What to work on
Show every line in the entries below where the word "Flat" appears.
[Begin Records]
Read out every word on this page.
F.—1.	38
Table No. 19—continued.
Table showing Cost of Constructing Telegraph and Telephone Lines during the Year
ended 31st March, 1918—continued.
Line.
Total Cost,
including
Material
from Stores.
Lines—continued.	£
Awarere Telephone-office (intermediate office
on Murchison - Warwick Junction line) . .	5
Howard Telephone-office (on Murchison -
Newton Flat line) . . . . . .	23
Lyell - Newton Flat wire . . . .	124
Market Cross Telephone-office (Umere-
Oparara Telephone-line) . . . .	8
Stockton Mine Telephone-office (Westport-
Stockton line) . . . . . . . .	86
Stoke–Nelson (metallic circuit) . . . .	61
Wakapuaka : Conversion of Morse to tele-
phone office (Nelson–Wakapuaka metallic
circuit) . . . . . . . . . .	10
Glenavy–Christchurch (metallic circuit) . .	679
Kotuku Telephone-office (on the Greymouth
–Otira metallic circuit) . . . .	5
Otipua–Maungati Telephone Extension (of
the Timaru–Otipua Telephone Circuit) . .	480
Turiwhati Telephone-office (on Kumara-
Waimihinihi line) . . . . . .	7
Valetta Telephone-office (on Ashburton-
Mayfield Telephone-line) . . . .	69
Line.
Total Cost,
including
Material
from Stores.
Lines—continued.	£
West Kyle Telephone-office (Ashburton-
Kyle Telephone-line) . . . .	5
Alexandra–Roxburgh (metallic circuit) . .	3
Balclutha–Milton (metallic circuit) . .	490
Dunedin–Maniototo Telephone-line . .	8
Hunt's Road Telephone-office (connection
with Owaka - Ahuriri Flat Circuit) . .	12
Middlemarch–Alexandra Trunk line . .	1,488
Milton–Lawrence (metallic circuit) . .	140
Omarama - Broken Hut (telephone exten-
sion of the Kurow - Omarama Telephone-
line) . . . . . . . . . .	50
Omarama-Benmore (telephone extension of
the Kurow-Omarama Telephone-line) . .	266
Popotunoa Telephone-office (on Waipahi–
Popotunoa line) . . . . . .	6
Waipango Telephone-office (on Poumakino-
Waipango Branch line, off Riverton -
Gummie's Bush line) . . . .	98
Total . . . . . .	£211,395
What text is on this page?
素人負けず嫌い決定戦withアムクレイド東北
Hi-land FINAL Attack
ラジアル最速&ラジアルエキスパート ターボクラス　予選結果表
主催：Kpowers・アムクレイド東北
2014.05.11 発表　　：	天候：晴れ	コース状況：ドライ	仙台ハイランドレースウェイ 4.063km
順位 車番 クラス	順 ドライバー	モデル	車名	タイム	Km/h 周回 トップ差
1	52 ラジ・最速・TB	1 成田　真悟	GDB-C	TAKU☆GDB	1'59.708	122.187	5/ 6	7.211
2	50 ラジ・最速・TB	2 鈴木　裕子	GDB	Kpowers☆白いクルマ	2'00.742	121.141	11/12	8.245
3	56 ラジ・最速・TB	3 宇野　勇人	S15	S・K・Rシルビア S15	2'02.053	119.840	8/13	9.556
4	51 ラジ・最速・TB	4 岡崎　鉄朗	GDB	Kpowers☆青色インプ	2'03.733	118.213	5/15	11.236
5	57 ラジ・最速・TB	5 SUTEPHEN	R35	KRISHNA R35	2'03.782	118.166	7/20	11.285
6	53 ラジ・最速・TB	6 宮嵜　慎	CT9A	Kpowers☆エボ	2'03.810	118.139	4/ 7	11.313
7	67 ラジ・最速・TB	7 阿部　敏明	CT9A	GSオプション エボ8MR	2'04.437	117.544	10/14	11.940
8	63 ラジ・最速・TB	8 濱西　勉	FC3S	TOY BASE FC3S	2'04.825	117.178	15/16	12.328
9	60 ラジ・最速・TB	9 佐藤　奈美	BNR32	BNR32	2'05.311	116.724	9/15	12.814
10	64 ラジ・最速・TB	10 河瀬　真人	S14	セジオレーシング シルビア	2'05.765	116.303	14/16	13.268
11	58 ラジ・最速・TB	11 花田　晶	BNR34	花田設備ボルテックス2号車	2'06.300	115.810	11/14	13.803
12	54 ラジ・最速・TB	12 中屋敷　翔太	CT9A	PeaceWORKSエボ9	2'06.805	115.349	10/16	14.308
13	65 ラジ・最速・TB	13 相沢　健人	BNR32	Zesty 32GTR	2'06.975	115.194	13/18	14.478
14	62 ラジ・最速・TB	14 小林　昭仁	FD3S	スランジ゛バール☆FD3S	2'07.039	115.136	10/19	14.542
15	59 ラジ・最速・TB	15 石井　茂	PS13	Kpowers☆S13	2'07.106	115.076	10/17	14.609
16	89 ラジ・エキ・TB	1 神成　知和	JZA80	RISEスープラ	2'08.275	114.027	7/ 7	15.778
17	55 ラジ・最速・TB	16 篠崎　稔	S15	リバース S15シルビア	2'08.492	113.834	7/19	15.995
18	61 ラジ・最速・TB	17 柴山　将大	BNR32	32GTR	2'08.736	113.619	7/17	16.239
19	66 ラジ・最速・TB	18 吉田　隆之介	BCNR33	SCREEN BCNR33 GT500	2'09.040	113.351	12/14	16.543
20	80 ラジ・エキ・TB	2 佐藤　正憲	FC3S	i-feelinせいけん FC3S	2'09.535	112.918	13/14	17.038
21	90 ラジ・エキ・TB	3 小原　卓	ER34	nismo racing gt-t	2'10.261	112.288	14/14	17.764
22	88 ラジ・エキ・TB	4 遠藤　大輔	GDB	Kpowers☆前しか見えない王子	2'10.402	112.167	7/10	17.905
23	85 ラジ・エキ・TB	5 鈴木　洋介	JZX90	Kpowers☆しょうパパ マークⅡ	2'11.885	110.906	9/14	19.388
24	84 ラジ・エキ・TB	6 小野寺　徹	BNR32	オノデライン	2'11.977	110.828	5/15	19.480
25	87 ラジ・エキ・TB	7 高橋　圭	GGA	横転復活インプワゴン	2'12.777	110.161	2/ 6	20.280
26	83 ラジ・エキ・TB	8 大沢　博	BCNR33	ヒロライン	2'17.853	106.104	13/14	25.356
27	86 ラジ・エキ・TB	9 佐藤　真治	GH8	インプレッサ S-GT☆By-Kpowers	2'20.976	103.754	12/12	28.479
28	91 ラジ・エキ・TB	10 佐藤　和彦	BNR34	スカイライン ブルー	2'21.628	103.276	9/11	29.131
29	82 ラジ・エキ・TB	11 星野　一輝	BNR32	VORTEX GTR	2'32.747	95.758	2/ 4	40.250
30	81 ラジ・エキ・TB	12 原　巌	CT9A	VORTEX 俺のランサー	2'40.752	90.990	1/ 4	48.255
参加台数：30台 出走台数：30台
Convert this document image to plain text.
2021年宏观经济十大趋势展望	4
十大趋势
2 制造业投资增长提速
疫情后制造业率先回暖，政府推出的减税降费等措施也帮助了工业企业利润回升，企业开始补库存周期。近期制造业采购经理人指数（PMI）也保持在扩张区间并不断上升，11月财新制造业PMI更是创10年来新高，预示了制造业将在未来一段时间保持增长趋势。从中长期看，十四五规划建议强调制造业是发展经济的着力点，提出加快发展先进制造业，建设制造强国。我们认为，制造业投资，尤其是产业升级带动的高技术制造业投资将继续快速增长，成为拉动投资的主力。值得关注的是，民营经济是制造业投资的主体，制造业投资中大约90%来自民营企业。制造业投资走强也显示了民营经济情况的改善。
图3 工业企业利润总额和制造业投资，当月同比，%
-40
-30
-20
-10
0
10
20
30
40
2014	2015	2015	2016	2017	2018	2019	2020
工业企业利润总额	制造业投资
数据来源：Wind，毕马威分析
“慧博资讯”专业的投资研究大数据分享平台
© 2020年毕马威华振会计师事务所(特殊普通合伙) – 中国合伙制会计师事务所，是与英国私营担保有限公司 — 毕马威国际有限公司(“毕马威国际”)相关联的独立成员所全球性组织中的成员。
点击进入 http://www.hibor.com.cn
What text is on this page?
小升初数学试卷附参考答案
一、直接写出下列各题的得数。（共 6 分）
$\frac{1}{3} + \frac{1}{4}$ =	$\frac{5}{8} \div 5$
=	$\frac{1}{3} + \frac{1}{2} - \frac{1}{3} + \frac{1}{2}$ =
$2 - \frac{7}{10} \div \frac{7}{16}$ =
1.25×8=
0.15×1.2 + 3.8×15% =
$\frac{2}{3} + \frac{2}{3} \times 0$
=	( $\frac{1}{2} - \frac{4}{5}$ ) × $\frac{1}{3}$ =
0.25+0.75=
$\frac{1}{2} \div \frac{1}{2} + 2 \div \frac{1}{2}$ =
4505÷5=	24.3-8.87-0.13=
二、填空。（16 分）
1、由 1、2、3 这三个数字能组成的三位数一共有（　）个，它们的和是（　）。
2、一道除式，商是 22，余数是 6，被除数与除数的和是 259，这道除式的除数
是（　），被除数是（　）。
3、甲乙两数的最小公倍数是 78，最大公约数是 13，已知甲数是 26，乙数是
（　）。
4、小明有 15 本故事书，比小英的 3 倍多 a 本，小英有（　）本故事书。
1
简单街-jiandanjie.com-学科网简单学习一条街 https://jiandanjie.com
[End Records]
Reply
Newton Flat line) . . . . . .	23
Lyell - Newton Flat wire . . . .	124
with Owaka - Ahuriri Flat Circuit) . .	12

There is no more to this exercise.